Recorded data
◆ ◆ ◆ ◆

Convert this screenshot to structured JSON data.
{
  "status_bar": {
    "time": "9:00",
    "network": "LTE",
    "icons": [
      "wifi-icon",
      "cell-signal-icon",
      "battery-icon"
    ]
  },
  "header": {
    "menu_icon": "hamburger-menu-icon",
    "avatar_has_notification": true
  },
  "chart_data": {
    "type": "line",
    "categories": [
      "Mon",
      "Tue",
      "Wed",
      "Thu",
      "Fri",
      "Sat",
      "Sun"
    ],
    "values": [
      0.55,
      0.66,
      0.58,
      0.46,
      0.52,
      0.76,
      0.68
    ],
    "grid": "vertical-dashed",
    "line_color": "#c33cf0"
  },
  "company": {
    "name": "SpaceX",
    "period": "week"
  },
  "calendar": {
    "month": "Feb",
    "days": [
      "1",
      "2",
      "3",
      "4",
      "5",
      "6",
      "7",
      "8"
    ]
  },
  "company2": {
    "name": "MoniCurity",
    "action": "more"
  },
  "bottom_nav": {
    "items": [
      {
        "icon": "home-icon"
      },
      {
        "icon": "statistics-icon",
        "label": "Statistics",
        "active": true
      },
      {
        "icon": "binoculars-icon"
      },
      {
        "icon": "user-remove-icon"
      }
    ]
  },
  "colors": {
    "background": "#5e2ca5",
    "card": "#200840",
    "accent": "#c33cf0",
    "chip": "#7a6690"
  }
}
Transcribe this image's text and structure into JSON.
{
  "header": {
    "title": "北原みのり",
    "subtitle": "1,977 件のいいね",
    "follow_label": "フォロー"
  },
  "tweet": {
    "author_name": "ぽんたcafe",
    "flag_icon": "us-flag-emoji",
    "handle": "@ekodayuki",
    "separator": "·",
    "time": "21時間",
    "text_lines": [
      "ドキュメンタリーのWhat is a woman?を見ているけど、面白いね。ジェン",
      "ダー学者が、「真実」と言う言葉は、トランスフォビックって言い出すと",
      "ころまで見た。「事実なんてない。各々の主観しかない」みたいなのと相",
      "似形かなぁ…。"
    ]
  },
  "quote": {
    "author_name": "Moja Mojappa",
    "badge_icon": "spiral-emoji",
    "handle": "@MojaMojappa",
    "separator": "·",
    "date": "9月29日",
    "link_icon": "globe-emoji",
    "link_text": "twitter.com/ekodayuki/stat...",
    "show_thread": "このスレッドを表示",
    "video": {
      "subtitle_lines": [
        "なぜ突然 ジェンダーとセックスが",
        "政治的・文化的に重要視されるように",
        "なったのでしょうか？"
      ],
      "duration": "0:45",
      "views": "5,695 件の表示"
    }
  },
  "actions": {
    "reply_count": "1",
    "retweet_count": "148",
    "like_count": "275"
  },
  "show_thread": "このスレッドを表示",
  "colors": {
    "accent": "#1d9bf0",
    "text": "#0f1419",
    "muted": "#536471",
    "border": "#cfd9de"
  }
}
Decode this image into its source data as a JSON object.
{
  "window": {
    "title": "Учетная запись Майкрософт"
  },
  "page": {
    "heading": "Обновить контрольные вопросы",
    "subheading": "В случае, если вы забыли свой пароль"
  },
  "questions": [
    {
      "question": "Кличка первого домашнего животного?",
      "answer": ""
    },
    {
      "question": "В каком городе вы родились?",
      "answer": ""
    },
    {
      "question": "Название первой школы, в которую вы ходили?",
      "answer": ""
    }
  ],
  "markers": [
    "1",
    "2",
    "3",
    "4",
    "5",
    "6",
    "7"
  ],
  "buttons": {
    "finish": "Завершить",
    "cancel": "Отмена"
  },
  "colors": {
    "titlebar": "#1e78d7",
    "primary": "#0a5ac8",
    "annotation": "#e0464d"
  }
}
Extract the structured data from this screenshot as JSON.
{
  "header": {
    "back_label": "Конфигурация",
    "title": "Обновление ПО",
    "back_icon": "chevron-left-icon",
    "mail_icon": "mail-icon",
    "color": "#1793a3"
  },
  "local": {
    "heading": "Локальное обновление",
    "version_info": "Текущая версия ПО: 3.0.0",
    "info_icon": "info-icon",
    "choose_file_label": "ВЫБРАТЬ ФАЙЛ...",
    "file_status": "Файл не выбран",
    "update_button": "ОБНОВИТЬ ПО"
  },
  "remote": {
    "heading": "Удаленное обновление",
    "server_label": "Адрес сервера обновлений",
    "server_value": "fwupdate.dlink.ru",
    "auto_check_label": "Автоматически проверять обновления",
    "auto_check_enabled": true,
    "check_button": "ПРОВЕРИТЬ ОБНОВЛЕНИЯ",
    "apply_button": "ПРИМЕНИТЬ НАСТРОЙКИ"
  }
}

◆ ◆ ◆ ◆

Give exactly the lines from the one with "Decode this image" to the end of the entries, nothing before them.

Decode this image into its source data as a JSON object.
{
  "window": {
    "title": "Учетная запись Майкрософт"
  },
  "page": {
    "heading": "Обновить контрольные вопросы",
    "subheading": "В случае, если вы забыли свой пароль"
  },
  "questions": [
    {
      "question": "Кличка первого домашнего животного?",
      "answer": ""
    },
    {
      "question": "В каком городе вы родились?",
      "answer": ""
    },
    {
      "question": "Название первой школы, в которую вы ходили?",
      "answer": ""
    }
  ],
  "markers": [
    "1",
    "2",
    "3",
    "4",
    "5",
    "6",
    "7"
  ],
  "buttons": {
    "finish": "Завершить",
    "cancel": "Отмена"
  },
  "colors": {
    "titlebar": "#1e78d7",
    "primary": "#0a5ac8",
    "annotation": "#e0464d"
  }
}
Extract the structured data from this screenshot as JSON.
{
  "header": {
    "back_label": "Конфигурация",
    "title": "Обновление ПО",
    "back_icon": "chevron-left-icon",
    "mail_icon": "mail-icon",
    "color": "#1793a3"
  },
  "local": {
    "heading": "Локальное обновление",
    "version_info": "Текущая версия ПО: 3.0.0",
    "info_icon": "info-icon",
    "choose_file_label": "ВЫБРАТЬ ФАЙЛ...",
    "file_status": "Файл не выбран",
    "update_button": "ОБНОВИТЬ ПО"
  },
  "remote": {
    "heading": "Удаленное обновление",
    "server_label": "Адрес сервера обновлений",
    "server_value": "fwupdate.dlink.ru",
    "auto_check_label": "Автоматически проверять обновления",
    "auto_check_enabled": true,
    "check_button": "ПРОВЕРИТЬ ОБНОВЛЕНИЯ",
    "apply_button": "ПРИМЕНИТЬ НАСТРОЙКИ"
  }
}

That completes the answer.